[start]

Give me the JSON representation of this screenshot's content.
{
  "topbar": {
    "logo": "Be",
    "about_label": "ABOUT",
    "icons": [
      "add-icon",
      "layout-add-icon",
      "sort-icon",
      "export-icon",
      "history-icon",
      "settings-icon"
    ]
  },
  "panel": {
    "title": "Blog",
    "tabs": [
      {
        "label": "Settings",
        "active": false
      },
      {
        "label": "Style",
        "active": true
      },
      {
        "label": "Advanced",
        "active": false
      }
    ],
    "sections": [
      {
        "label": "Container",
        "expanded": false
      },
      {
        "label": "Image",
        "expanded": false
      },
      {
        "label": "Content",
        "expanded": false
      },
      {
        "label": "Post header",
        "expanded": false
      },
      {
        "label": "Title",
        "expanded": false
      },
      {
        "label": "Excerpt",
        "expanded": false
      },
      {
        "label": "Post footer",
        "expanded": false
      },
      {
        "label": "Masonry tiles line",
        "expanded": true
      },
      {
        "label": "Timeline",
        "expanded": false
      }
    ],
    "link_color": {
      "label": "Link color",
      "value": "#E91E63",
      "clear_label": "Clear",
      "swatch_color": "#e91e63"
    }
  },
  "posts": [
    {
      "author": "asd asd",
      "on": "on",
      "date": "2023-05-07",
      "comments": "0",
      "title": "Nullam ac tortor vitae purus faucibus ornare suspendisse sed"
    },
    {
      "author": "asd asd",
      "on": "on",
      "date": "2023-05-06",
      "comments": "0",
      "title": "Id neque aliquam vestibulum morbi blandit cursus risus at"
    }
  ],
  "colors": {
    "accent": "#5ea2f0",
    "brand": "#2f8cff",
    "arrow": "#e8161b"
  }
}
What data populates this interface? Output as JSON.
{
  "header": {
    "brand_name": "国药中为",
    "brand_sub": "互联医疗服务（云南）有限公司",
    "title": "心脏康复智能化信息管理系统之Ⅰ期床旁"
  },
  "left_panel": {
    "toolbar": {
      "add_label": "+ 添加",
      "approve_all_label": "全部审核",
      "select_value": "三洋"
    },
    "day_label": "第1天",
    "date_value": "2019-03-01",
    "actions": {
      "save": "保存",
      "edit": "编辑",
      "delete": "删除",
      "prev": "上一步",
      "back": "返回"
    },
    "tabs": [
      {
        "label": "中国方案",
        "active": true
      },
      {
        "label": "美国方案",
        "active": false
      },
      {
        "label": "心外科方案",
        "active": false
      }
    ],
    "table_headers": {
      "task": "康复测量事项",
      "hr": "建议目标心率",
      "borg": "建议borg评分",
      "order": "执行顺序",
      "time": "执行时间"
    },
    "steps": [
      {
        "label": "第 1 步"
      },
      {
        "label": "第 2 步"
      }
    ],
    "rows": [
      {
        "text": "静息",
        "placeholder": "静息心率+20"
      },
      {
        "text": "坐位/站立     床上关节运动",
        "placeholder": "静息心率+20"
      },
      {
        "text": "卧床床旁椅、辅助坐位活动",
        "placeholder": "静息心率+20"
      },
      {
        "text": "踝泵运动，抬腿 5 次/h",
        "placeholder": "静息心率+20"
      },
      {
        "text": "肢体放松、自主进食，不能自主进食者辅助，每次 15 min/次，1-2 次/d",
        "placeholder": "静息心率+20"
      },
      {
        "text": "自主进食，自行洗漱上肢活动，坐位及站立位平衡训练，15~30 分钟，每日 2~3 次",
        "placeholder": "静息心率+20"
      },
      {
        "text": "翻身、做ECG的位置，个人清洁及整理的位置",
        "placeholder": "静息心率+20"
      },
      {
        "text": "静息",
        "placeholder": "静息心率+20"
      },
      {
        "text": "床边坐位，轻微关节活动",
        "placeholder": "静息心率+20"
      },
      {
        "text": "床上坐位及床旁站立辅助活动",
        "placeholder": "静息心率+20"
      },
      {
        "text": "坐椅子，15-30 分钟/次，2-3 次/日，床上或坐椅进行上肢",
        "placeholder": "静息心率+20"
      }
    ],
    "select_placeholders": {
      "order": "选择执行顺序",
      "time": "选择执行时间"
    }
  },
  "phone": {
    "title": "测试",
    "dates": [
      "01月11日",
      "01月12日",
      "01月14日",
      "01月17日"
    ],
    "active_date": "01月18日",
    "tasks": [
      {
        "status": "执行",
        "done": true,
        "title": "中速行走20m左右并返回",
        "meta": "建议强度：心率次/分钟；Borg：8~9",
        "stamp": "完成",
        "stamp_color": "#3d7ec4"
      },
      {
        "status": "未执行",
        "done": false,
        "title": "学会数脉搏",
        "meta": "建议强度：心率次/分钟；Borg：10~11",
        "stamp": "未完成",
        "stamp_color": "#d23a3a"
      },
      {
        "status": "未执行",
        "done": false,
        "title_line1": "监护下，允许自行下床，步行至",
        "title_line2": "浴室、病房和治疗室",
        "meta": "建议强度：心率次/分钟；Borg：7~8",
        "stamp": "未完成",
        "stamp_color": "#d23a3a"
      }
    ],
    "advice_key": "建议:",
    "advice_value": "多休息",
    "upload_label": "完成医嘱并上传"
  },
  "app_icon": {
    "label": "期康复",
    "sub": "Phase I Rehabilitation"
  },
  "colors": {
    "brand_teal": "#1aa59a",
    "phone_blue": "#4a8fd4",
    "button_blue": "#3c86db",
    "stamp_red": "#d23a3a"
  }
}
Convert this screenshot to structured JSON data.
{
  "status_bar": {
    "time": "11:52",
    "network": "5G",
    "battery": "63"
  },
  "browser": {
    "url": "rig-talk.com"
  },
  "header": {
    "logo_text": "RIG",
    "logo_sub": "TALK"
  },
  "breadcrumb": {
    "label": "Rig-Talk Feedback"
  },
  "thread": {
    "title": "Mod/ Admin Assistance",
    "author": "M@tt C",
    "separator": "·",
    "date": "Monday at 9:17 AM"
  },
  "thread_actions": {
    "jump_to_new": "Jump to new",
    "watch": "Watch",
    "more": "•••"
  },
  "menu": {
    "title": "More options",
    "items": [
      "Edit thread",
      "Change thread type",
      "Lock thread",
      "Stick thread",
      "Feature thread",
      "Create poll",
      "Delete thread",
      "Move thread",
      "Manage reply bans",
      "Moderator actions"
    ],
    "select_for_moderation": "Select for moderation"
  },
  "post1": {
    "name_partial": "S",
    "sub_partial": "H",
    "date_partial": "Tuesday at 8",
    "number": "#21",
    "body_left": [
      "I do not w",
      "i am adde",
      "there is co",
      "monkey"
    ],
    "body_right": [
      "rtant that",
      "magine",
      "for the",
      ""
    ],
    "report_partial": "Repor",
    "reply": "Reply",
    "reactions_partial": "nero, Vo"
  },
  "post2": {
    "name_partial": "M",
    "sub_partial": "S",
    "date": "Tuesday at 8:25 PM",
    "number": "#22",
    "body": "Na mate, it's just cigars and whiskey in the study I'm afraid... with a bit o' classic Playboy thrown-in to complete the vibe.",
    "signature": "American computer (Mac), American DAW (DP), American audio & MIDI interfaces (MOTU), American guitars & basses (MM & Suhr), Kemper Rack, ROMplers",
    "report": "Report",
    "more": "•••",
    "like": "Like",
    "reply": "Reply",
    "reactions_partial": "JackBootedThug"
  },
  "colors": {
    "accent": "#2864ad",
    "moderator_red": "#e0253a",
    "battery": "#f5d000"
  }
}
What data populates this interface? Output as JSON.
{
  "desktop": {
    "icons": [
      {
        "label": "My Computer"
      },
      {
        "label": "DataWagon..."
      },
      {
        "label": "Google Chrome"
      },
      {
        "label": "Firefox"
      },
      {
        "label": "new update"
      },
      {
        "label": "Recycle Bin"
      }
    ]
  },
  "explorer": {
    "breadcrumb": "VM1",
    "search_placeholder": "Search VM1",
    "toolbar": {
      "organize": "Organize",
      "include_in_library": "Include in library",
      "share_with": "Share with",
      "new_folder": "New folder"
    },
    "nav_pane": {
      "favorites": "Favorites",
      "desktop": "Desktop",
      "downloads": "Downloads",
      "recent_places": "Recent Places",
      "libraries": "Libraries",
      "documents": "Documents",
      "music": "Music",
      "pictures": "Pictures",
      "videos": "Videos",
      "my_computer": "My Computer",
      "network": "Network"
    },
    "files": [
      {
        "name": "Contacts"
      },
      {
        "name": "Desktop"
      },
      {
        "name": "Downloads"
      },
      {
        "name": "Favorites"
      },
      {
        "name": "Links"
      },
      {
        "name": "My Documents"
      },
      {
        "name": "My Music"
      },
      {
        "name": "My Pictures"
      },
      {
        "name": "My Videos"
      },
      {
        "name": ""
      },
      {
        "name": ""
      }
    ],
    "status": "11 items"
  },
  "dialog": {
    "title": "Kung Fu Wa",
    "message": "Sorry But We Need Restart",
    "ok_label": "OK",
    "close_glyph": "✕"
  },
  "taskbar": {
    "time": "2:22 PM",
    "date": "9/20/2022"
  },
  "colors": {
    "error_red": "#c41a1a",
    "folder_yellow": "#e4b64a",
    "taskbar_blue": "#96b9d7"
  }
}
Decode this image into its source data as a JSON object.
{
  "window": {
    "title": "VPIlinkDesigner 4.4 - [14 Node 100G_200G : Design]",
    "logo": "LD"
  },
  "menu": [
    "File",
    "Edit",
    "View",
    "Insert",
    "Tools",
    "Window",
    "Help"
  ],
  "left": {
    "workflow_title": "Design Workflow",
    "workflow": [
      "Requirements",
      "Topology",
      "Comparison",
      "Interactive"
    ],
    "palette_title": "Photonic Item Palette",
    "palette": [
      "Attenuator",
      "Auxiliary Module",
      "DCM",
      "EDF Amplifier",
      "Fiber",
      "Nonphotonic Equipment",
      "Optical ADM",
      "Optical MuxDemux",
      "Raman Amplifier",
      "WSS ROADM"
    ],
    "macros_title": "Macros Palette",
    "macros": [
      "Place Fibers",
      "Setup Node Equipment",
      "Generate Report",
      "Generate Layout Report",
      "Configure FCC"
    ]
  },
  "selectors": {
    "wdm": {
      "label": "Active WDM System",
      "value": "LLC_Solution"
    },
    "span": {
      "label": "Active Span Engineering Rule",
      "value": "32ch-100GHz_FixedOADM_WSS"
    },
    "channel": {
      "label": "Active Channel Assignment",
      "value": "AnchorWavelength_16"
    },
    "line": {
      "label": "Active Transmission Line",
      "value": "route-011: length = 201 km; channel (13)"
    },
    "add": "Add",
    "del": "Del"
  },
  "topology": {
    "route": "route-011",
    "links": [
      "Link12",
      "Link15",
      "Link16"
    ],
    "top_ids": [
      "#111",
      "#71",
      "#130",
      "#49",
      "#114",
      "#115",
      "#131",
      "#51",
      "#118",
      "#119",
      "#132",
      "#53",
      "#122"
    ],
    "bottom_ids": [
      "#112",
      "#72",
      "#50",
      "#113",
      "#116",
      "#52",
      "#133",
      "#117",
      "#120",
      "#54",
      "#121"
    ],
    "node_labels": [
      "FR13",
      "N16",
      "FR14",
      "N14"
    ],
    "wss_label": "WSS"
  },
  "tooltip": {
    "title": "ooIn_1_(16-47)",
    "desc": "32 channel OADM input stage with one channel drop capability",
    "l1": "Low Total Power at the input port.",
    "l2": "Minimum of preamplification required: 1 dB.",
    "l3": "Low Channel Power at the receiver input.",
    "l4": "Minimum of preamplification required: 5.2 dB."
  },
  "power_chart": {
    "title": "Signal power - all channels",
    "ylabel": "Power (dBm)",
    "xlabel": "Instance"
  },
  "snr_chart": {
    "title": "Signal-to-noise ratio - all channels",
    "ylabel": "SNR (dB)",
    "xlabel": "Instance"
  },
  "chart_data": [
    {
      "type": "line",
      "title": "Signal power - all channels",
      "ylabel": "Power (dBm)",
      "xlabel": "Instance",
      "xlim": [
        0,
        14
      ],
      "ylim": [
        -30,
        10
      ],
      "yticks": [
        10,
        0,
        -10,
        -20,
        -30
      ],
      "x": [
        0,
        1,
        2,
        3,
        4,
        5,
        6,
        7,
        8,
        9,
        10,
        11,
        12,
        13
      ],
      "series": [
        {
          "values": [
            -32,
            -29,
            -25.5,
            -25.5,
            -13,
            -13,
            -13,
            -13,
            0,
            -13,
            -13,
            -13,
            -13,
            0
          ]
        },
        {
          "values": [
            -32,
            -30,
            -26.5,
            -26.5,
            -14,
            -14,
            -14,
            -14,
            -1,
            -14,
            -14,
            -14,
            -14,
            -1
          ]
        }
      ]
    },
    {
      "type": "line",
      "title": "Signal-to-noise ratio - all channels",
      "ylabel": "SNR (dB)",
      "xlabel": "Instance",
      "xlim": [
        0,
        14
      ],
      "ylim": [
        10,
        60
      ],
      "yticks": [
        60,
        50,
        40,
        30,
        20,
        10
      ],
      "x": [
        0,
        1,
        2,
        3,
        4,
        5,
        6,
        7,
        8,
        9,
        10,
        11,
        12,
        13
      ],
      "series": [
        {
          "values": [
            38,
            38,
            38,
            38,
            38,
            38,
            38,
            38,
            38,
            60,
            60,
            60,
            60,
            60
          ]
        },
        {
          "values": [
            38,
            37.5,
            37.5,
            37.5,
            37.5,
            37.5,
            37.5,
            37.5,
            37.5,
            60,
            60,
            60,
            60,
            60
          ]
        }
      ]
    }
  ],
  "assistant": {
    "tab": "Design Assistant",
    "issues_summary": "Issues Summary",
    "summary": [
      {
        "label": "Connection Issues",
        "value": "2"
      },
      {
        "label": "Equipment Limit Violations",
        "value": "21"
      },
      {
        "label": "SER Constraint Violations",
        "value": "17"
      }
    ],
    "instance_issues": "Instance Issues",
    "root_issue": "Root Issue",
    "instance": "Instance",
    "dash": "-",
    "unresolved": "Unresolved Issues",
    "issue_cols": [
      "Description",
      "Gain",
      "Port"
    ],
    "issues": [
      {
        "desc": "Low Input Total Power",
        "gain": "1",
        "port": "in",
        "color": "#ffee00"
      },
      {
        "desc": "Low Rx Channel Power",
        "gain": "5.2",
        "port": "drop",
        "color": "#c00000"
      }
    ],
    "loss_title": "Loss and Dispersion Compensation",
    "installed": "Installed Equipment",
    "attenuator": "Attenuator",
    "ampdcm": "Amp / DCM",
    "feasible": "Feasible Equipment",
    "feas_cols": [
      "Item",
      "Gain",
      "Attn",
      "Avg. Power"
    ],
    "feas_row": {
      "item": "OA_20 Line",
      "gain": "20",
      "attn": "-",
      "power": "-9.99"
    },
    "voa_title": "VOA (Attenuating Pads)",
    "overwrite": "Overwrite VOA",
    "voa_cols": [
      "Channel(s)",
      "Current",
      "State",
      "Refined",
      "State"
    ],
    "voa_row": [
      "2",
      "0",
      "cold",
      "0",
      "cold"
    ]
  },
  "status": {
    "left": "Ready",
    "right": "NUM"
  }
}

[end]

[SET EXERCISE] Using the listing above, list every line in which the string "meta" occurs.

[RESULT FOR THIS TASK]
        "meta": "建议强度：心率次/分钟；Borg：8~9",
        "meta": "建议强度：心率次/分钟；Borg：10~11",
        "meta": "建议强度：心率次/分钟；Borg：7~8",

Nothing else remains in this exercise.